═══ The input
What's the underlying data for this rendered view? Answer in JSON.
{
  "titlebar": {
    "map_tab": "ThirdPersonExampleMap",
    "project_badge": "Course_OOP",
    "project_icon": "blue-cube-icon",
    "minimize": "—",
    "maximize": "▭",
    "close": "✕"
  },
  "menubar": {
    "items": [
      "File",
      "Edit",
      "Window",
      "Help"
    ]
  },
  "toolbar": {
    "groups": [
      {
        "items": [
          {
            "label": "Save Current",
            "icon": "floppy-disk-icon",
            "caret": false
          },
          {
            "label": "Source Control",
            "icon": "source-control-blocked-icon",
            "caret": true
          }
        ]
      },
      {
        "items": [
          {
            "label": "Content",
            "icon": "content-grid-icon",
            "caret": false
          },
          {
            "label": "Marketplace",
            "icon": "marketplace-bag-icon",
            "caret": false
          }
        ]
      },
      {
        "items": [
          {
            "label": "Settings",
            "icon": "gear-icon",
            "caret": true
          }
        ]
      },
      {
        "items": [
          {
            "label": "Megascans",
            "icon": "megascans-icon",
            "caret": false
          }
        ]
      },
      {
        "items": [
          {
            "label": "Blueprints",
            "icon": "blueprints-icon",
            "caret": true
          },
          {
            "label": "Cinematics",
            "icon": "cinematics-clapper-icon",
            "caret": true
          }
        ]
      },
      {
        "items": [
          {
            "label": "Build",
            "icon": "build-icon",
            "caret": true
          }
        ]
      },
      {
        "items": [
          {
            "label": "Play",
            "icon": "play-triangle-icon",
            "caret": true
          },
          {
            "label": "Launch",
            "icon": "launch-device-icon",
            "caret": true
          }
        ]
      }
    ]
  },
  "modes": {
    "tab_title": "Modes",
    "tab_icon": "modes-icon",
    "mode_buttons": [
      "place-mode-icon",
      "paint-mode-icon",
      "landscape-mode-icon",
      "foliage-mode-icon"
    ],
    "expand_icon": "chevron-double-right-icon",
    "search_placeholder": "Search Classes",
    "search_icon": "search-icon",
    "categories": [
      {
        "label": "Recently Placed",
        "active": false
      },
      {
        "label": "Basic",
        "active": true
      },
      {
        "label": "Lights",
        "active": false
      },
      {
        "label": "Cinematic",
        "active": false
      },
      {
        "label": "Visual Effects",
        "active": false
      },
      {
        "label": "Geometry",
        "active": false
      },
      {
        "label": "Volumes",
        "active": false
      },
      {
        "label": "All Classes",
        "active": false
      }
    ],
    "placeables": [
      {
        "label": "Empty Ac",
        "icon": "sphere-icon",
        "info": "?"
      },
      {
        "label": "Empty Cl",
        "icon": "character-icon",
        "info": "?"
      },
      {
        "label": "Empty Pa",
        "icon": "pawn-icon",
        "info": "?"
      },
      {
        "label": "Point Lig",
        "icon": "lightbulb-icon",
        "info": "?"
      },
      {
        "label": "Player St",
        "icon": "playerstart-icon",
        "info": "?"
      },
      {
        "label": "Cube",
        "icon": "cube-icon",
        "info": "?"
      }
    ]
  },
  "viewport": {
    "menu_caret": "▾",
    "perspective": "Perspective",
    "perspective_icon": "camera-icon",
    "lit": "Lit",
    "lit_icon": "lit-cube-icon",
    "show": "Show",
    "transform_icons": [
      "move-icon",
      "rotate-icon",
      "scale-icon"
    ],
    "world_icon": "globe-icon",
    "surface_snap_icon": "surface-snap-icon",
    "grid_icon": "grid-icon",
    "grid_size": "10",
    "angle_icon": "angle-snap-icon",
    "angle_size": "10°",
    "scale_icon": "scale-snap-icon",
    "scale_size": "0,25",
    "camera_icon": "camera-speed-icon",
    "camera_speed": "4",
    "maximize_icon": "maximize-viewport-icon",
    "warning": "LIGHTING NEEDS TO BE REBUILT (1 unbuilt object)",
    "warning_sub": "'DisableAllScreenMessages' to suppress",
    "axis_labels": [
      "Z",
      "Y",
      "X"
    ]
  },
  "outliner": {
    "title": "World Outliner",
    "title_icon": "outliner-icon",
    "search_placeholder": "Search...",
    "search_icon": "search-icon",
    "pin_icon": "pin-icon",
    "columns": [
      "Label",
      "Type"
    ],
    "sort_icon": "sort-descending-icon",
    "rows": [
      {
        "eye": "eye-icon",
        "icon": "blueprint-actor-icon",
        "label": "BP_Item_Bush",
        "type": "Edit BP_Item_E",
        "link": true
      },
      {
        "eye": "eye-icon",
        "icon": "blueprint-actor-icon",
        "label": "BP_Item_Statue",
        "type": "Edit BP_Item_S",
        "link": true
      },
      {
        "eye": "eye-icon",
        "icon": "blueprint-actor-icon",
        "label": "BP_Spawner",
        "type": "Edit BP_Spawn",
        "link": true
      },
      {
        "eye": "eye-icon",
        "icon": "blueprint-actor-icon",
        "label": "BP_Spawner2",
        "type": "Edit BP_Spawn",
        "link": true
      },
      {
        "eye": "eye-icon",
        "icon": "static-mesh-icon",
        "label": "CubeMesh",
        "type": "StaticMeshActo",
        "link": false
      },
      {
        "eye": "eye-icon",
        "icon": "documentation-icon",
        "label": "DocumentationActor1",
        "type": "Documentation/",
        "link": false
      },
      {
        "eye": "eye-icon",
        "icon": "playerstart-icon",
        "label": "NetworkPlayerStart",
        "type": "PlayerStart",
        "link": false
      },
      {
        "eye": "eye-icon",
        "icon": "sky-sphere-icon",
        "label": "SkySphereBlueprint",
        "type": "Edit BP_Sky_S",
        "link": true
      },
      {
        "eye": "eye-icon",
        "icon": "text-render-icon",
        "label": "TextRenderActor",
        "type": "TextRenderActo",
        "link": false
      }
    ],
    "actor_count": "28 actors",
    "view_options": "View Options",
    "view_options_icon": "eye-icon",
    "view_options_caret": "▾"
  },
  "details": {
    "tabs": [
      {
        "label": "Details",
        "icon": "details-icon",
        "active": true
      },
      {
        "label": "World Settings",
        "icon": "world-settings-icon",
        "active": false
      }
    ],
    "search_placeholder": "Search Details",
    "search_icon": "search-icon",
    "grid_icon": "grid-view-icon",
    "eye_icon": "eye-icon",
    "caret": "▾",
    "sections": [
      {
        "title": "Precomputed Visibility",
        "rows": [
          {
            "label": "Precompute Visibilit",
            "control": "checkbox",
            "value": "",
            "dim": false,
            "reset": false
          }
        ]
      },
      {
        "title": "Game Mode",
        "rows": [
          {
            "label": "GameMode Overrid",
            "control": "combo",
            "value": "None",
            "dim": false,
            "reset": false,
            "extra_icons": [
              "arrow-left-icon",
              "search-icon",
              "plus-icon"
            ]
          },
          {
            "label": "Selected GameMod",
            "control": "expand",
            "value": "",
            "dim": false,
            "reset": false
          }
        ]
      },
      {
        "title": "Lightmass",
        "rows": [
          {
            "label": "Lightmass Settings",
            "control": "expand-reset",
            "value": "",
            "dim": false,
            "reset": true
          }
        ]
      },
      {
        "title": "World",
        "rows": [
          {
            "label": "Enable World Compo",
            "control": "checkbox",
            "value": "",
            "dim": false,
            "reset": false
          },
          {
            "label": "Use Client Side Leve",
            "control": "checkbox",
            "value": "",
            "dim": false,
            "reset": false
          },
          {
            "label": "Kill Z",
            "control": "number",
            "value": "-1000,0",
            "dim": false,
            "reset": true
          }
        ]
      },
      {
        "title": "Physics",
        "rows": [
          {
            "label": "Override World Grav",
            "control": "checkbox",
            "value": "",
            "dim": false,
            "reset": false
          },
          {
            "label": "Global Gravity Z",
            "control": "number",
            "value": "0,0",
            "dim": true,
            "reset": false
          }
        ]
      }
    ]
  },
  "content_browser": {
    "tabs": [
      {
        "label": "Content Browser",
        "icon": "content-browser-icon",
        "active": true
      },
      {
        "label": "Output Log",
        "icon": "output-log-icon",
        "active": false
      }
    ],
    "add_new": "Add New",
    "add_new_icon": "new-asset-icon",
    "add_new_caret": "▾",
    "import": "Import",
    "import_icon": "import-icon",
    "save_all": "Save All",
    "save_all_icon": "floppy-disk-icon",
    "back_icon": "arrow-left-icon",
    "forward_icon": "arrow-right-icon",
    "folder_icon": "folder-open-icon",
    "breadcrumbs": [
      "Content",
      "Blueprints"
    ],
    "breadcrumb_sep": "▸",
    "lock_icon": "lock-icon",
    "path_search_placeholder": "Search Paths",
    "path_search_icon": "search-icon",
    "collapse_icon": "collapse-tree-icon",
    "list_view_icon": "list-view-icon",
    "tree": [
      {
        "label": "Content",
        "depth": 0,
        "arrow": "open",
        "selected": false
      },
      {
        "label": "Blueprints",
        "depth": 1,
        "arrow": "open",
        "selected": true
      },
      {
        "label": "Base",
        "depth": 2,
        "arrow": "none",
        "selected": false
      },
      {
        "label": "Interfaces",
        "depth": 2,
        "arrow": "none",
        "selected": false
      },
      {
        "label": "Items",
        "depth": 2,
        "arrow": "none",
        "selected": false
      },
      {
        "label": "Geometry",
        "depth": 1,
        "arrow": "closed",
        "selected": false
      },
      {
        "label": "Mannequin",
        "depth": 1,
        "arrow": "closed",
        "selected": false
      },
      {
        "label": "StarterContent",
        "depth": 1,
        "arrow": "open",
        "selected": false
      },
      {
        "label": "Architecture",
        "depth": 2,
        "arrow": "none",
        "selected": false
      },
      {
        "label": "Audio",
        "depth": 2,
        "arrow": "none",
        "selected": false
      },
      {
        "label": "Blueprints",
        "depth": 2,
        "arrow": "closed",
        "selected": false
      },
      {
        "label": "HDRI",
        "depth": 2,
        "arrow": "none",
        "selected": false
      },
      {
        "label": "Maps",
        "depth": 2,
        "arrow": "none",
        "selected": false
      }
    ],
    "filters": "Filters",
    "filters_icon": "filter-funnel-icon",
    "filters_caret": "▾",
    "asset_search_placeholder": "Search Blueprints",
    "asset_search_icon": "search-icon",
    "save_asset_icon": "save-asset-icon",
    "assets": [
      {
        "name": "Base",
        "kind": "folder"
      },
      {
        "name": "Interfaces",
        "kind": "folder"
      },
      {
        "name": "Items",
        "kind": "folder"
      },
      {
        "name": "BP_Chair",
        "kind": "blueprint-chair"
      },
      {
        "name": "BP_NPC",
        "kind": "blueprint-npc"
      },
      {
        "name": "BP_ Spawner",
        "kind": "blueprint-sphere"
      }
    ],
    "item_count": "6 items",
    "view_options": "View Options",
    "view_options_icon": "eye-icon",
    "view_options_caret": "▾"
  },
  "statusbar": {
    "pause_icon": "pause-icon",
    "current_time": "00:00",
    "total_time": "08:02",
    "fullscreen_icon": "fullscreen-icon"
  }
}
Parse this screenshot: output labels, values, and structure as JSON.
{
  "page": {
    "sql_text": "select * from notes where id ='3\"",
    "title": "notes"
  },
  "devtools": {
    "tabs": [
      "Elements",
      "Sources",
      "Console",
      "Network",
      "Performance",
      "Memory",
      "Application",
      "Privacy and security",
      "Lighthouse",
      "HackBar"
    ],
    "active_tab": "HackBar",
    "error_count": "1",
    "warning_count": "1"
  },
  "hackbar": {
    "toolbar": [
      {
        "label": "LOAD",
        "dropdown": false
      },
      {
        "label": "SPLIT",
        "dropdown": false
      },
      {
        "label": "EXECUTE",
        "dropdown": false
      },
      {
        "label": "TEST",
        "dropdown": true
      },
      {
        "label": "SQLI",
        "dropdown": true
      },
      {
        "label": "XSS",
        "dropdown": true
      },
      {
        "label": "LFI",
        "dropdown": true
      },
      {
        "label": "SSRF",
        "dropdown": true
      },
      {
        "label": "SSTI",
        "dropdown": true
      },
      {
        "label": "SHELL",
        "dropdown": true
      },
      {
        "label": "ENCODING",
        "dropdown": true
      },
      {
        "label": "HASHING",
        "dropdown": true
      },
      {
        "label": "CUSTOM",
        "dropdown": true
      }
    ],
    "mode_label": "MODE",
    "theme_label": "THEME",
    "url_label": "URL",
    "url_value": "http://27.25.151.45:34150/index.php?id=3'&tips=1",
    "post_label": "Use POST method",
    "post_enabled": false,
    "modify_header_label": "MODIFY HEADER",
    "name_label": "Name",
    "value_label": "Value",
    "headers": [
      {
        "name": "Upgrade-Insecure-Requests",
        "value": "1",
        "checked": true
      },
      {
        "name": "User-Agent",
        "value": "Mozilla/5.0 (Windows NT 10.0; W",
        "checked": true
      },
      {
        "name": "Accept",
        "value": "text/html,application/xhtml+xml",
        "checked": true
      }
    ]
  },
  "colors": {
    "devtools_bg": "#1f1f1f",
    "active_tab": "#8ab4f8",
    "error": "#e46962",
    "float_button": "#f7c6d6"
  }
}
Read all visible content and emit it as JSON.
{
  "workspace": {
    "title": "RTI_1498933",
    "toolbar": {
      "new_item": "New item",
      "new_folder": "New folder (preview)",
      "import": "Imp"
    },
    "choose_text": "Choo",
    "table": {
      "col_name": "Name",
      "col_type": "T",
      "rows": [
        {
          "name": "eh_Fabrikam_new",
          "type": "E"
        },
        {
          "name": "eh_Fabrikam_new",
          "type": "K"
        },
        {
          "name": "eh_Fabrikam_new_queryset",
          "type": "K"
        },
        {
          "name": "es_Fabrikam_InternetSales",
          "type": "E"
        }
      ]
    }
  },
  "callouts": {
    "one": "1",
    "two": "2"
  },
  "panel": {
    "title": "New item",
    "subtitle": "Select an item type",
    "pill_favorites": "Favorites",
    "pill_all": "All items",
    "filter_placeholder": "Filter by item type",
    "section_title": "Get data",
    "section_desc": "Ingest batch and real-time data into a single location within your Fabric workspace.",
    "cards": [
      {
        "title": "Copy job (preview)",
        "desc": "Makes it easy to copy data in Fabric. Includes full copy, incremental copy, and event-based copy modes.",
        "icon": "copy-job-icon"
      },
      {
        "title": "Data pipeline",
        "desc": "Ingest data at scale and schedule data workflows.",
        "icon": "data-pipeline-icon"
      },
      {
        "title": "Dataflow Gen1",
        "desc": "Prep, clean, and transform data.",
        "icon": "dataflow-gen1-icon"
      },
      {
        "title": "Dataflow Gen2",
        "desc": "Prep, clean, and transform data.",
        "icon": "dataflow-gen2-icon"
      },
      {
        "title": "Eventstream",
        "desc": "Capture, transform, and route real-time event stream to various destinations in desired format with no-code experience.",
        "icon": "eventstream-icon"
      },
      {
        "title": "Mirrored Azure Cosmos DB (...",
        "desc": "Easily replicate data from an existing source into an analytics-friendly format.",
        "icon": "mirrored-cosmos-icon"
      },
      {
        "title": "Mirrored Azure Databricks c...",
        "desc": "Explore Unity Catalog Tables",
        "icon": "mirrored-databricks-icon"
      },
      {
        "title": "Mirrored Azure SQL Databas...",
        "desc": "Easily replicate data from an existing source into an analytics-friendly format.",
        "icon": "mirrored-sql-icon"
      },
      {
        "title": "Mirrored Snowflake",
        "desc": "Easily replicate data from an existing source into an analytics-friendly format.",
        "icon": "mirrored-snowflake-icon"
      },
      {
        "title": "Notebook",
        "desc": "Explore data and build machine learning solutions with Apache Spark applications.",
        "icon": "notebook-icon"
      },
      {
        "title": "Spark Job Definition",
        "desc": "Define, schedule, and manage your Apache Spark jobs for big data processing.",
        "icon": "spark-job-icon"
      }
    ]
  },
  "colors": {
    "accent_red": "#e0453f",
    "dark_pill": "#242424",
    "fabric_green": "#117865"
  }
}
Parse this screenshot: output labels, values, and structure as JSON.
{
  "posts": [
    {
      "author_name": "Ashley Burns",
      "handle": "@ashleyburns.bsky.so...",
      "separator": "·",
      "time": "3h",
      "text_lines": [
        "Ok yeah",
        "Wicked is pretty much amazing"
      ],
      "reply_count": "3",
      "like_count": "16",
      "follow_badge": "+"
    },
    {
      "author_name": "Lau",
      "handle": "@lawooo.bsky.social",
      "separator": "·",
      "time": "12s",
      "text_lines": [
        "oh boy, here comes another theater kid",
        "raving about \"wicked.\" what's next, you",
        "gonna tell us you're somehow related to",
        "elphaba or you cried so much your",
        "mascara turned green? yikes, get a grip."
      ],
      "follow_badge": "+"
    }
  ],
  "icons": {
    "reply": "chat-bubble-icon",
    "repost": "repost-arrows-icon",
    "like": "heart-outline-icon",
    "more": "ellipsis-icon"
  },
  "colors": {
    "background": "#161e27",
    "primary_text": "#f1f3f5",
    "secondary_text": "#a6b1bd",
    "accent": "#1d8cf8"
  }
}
══════
Exercise description |
List all lines above in which the string "floppy" appears.

Reply to the task |
            "icon": "floppy-disk-icon",
    "save_all_icon": "floppy-disk-icon",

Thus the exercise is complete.